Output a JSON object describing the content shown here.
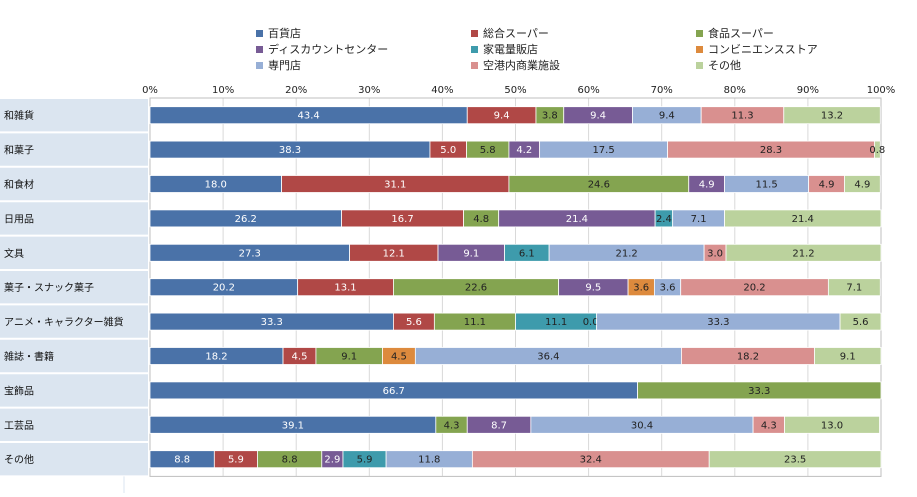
{
  "chart_data": {
    "type": "bar",
    "orientation": "horizontal",
    "stacked": "percent",
    "title": "",
    "xlabel": "",
    "ylabel": "",
    "xlim": [
      0,
      100
    ],
    "x_tick_labels": [
      "0%",
      "10%",
      "20%",
      "30%",
      "40%",
      "50%",
      "60%",
      "70%",
      "80%",
      "90%",
      "100%"
    ],
    "grid": true,
    "legend_position": "top",
    "categories": [
      "和雑貨",
      "和菓子",
      "和食材",
      "日用品",
      "文具",
      "菓子・スナック菓子",
      "アニメ・キャラクター雑貨",
      "雑誌・書籍",
      "宝飾品",
      "工芸品",
      "その他"
    ],
    "series": [
      {
        "name": "百貨店",
        "color": "#4a72a8",
        "values": [
          43.4,
          38.3,
          18.0,
          26.2,
          27.3,
          20.2,
          33.3,
          18.2,
          66.7,
          39.1,
          8.8
        ],
        "labels": [
          "43.4",
          "38.3",
          "18.0",
          "26.2",
          "27.3",
          "20.2",
          "33.3",
          "18.2",
          "66.7",
          "39.1",
          "8.8"
        ]
      },
      {
        "name": "総合スーパー",
        "color": "#b04846",
        "values": [
          9.4,
          5.0,
          31.1,
          16.7,
          12.1,
          13.1,
          5.6,
          4.5,
          0,
          0,
          5.9
        ],
        "labels": [
          "9.4",
          "5.0",
          "31.1",
          "16.7",
          "12.1",
          "13.1",
          "5.6",
          "4.5",
          "",
          "",
          "5.9"
        ]
      },
      {
        "name": "食品スーパー",
        "color": "#84a450",
        "values": [
          3.8,
          5.8,
          24.6,
          4.8,
          0,
          22.6,
          11.1,
          9.1,
          33.3,
          4.3,
          8.8
        ],
        "labels": [
          "3.8",
          "5.8",
          "24.6",
          "4.8",
          "",
          "22.6",
          "11.1",
          "9.1",
          "33.3",
          "4.3",
          "8.8"
        ]
      },
      {
        "name": "ディスカウントセンター",
        "color": "#775b95",
        "values": [
          9.4,
          4.2,
          4.9,
          21.4,
          9.1,
          9.5,
          0,
          0,
          0,
          8.7,
          2.9
        ],
        "labels": [
          "9.4",
          "4.2",
          "4.9",
          "21.4",
          "9.1",
          "9.5",
          "",
          "",
          "",
          "8.7",
          "2.9"
        ]
      },
      {
        "name": "家電量販店",
        "color": "#3e9bac",
        "values": [
          0,
          0,
          0,
          2.4,
          6.1,
          0,
          11.1,
          0,
          0,
          0,
          5.9
        ],
        "labels": [
          "",
          "",
          "",
          "2.4",
          "6.1",
          "",
          "11.1",
          "",
          "",
          "",
          "5.9"
        ]
      },
      {
        "name": "コンビニエンスストア",
        "color": "#dd8a3d",
        "values": [
          0,
          0,
          0,
          0,
          0,
          3.6,
          0.0,
          4.5,
          0,
          0,
          0
        ],
        "labels": [
          "",
          "",
          "",
          "",
          "",
          "3.6",
          "0.0",
          "4.5",
          "",
          "",
          ""
        ]
      },
      {
        "name": "専門店",
        "color": "#97afd6",
        "values": [
          9.4,
          17.5,
          11.5,
          7.1,
          21.2,
          3.6,
          33.3,
          36.4,
          0,
          30.4,
          11.8
        ],
        "labels": [
          "9.4",
          "17.5",
          "11.5",
          "7.1",
          "21.2",
          "3.6",
          "33.3",
          "36.4",
          "",
          "30.4",
          "11.8"
        ]
      },
      {
        "name": "空港内商業施設",
        "color": "#d9908f",
        "values": [
          11.3,
          28.3,
          4.9,
          0,
          3.0,
          20.2,
          0,
          18.2,
          0,
          4.3,
          32.4
        ],
        "labels": [
          "11.3",
          "28.3",
          "4.9",
          "",
          "3.0",
          "20.2",
          "",
          "18.2",
          "",
          "4.3",
          "32.4"
        ]
      },
      {
        "name": "その他",
        "color": "#bbd29d",
        "values": [
          13.2,
          0.8,
          4.9,
          21.4,
          21.2,
          7.1,
          5.6,
          9.1,
          0,
          13.0,
          23.5
        ],
        "labels": [
          "13.2",
          "0.8",
          "4.9",
          "21.4",
          "21.2",
          "7.1",
          "5.6",
          "9.1",
          "",
          "13.0",
          "23.5"
        ]
      }
    ]
  }
}
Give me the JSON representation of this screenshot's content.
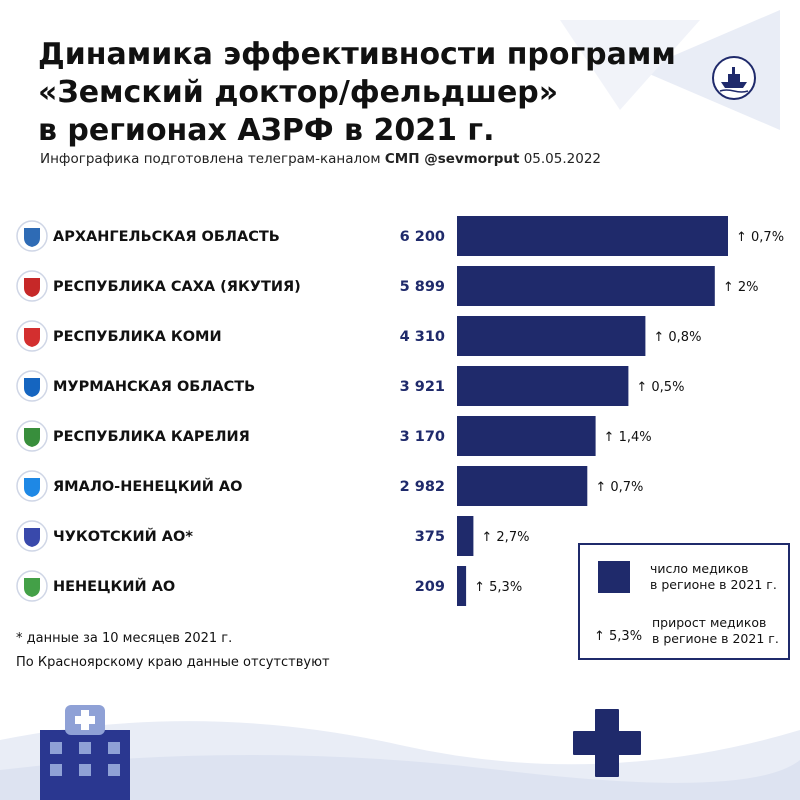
{
  "header": {
    "title_lines": [
      "Динамика эффективности программ",
      "«Земский доктор/фельдшер»",
      "в регионах АЗРФ в 2021 г."
    ],
    "subtitle_prefix": "Инфографика подготовлена телеграм-каналом ",
    "subtitle_channel": "СМП @sevmorput",
    "subtitle_date": " 05.05.2022"
  },
  "chart_data": {
    "type": "bar",
    "orientation": "horizontal",
    "title": "Динамика эффективности программ «Земский доктор/фельдшер» в регионах АЗРФ в 2021 г.",
    "categories": [
      "АРХАНГЕЛЬСКАЯ ОБЛАСТЬ",
      "РЕСПУБЛИКА САХА (ЯКУТИЯ)",
      "РЕСПУБЛИКА КОМИ",
      "МУРМАНСКАЯ ОБЛАСТЬ",
      "РЕСПУБЛИКА КАРЕЛИЯ",
      "ЯМАЛО-НЕНЕЦКИЙ АО",
      "ЧУКОТСКИЙ АО*",
      "НЕНЕЦКИЙ АО"
    ],
    "series": [
      {
        "name": "число медиков в регионе в 2021 г.",
        "values": [
          6200,
          5899,
          4310,
          3921,
          3170,
          2982,
          375,
          209
        ],
        "value_labels": [
          "6 200",
          "5 899",
          "4 310",
          "3 921",
          "3 170",
          "2 982",
          "375",
          "209"
        ]
      },
      {
        "name": "прирост медиков в регионе в 2021 г.",
        "values": [
          0.7,
          2,
          0.8,
          0.5,
          1.4,
          0.7,
          2.7,
          5.3
        ],
        "value_labels": [
          "↑ 0,7%",
          "↑ 2%",
          "↑ 0,8%",
          "↑ 0,5%",
          "↑ 1,4%",
          "↑ 0,7%",
          "↑ 2,7%",
          "↑ 5,3%"
        ]
      }
    ],
    "xlim": [
      0,
      6200
    ],
    "grid": false,
    "legend_position": "bottom-right",
    "bar_color": "#1f2a6b"
  },
  "legend": {
    "count_line1": "число медиков",
    "count_line2": "в регионе в 2021 г.",
    "growth_sample": "↑ 5,3%",
    "growth_line1": "прирост медиков",
    "growth_line2": "в регионе в 2021 г."
  },
  "notes": {
    "footnote": "* данные за 10 месяцев 2021 г.",
    "missing": "По Красноярскому краю данные отсутствуют"
  },
  "icons": {
    "region_emblems": [
      "arkhangelsk-coat-icon",
      "sakha-coat-icon",
      "komi-coat-icon",
      "murmansk-coat-icon",
      "karelia-coat-icon",
      "yamal-coat-icon",
      "chukotka-coat-icon",
      "nenets-coat-icon"
    ],
    "logo": "icebreaker-ship-icon",
    "decor": [
      "hospital-icon",
      "medical-cross-icon"
    ]
  },
  "colors": {
    "accent": "#1f2a6b",
    "decor_light": "#e6ebf5"
  }
}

**THE REQUEST**
Write the entries above out in full, exactly, with no images.

**ANSWER BELOW**
Output a JSON object describing the content shown here.
{
  "chart_data": {
    "type": "bar",
    "orientation": "horizontal",
    "stacked": "percent",
    "title": "",
    "xlabel": "",
    "ylabel": "",
    "xlim": [
      0,
      100
    ],
    "x_tick_labels": [
      "0%",
      "10%",
      "20%",
      "30%",
      "40%",
      "50%",
      "60%",
      "70%",
      "80%",
      "90%",
      "100%"
    ],
    "grid": true,
    "legend_position": "top",
    "categories": [
      "和雑貨",
      "和菓子",
      "和食材",
      "日用品",
      "文具",
      "菓子・スナック菓子",
      "アニメ・キャラクター雑貨",
      "雑誌・書籍",
      "宝飾品",
      "工芸品",
      "その他"
    ],
    "series": [
      {
        "name": "百貨店",
        "color": "#4a72a8",
        "values": [
          43.4,
          38.3,
          18.0,
          26.2,
          27.3,
          20.2,
          33.3,
          18.2,
          66.7,
          39.1,
          8.8
        ],
        "labels": [
          "43.4",
          "38.3",
          "18.0",
          "26.2",
          "27.3",
          "20.2",
          "33.3",
          "18.2",
          "66.7",
          "39.1",
          "8.8"
        ]
      },
      {
        "name": "総合スーパー",
        "color": "#b04846",
        "values": [
          9.4,
          5.0,
          31.1,
          16.7,
          12.1,
          13.1,
          5.6,
          4.5,
          0,
          0,
          5.9
        ],
        "labels": [
          "9.4",
          "5.0",
          "31.1",
          "16.7",
          "12.1",
          "13.1",
          "5.6",
          "4.5",
          "",
          "",
          "5.9"
        ]
      },
      {
        "name": "食品スーパー",
        "color": "#84a450",
        "values": [
          3.8,
          5.8,
          24.6,
          4.8,
          0,
          22.6,
          11.1,
          9.1,
          33.3,
          4.3,
          8.8
        ],
        "labels": [
          "3.8",
          "5.8",
          "24.6",
          "4.8",
          "",
          "22.6",
          "11.1",
          "9.1",
          "33.3",
          "4.3",
          "8.8"
        ]
      },
      {
        "name": "ディスカウントセンター",
        "color": "#775b95",
        "values": [
          9.4,
          4.2,
          4.9,
          21.4,
          9.1,
          9.5,
          0,
          0,
          0,
          8.7,
          2.9
        ],
        "labels": [
          "9.4",
          "4.2",
          "4.9",
          "21.4",
          "9.1",
          "9.5",
          "",
          "",
          "",
          "8.7",
          "2.9"
        ]
      },
      {
        "name": "家電量販店",
        "color": "#3e9bac",
        "values": [
          0,
          0,
          0,
          2.4,
          6.1,
          0,
          11.1,
          0,
          0,
          0,
          5.9
        ],
        "labels": [
          "",
          "",
          "",
          "2.4",
          "6.1",
          "",
          "11.1",
          "",
          "",
          "",
          "5.9"
        ]
      },
      {
        "name": "コンビニエンスストア",
        "color": "#dd8a3d",
        "values": [
          0,
          0,
          0,
          0,
          0,
          3.6,
          0.0,
          4.5,
          0,
          0,
          0
        ],
        "labels": [
          "",
          "",
          "",
          "",
          "",
          "3.6",
          "0.0",
          "4.5",
          "",
          "",
          ""
        ]
      },
      {
        "name": "専門店",
        "color": "#97afd6",
        "values": [
          9.4,
          17.5,
          11.5,
          7.1,
          21.2,
          3.6,
          33.3,
          36.4,
          0,
          30.4,
          11.8
        ],
        "labels": [
          "9.4",
          "17.5",
          "11.5",
          "7.1",
          "21.2",
          "3.6",
          "33.3",
          "36.4",
          "",
          "30.4",
          "11.8"
        ]
      },
      {
        "name": "空港内商業施設",
        "color": "#d9908f",
        "values": [
          11.3,
          28.3,
          4.9,
          0,
          3.0,
          20.2,
          0,
          18.2,
          0,
          4.3,
          32.4
        ],
        "labels": [
          "11.3",
          "28.3",
          "4.9",
          "",
          "3.0",
          "20.2",
          "",
          "18.2",
          "",
          "4.3",
          "32.4"
        ]
      },
      {
        "name": "その他",
        "color": "#bbd29d",
        "values": [
          13.2,
          0.8,
          4.9,
          21.4,
          21.2,
          7.1,
          5.6,
          9.1,
          0,
          13.0,
          23.5
        ],
        "labels": [
          "13.2",
          "0.8",
          "4.9",
          "21.4",
          "21.2",
          "7.1",
          "5.6",
          "9.1",
          "",
          "13.0",
          "23.5"
        ]
      }
    ]
  }
}
Give me the JSON representation of this screenshot's content.
{
  "header": {
    "title_lines": [
      "Динамика эффективности программ",
      "«Земский доктор/фельдшер»",
      "в регионах АЗРФ в 2021 г."
    ],
    "subtitle_prefix": "Инфографика подготовлена телеграм-каналом ",
    "subtitle_channel": "СМП @sevmorput",
    "subtitle_date": " 05.05.2022"
  },
  "chart_data": {
    "type": "bar",
    "orientation": "horizontal",
    "title": "Динамика эффективности программ «Земский доктор/фельдшер» в регионах АЗРФ в 2021 г.",
    "categories": [
      "АРХАНГЕЛЬСКАЯ ОБЛАСТЬ",
      "РЕСПУБЛИКА САХА (ЯКУТИЯ)",
      "РЕСПУБЛИКА КОМИ",
      "МУРМАНСКАЯ ОБЛАСТЬ",
      "РЕСПУБЛИКА КАРЕЛИЯ",
      "ЯМАЛО-НЕНЕЦКИЙ АО",
      "ЧУКОТСКИЙ АО*",
      "НЕНЕЦКИЙ АО"
    ],
    "series": [
      {
        "name": "число медиков в регионе в 2021 г.",
        "values": [
          6200,
          5899,
          4310,
          3921,
          3170,
          2982,
          375,
          209
        ],
        "value_labels": [
          "6 200",
          "5 899",
          "4 310",
          "3 921",
          "3 170",
          "2 982",
          "375",
          "209"
        ]
      },
      {
        "name": "прирост медиков в регионе в 2021 г.",
        "values": [
          0.7,
          2,
          0.8,
          0.5,
          1.4,
          0.7,
          2.7,
          5.3
        ],
        "value_labels": [
          "↑ 0,7%",
          "↑ 2%",
          "↑ 0,8%",
          "↑ 0,5%",
          "↑ 1,4%",
          "↑ 0,7%",
          "↑ 2,7%",
          "↑ 5,3%"
        ]
      }
    ],
    "xlim": [
      0,
      6200
    ],
    "grid": false,
    "legend_position": "bottom-right",
    "bar_color": "#1f2a6b"
  },
  "legend": {
    "count_line1": "число медиков",
    "count_line2": "в регионе в 2021 г.",
    "growth_sample": "↑ 5,3%",
    "growth_line1": "прирост медиков",
    "growth_line2": "в регионе в 2021 г."
  },
  "notes": {
    "footnote": "* данные за 10 месяцев 2021 г.",
    "missing": "По Красноярскому краю данные отсутствуют"
  },
  "icons": {
    "region_emblems": [
      "arkhangelsk-coat-icon",
      "sakha-coat-icon",
      "komi-coat-icon",
      "murmansk-coat-icon",
      "karelia-coat-icon",
      "yamal-coat-icon",
      "chukotka-coat-icon",
      "nenets-coat-icon"
    ],
    "logo": "icebreaker-ship-icon",
    "decor": [
      "hospital-icon",
      "medical-cross-icon"
    ]
  },
  "colors": {
    "accent": "#1f2a6b",
    "decor_light": "#e6ebf5"
  }
}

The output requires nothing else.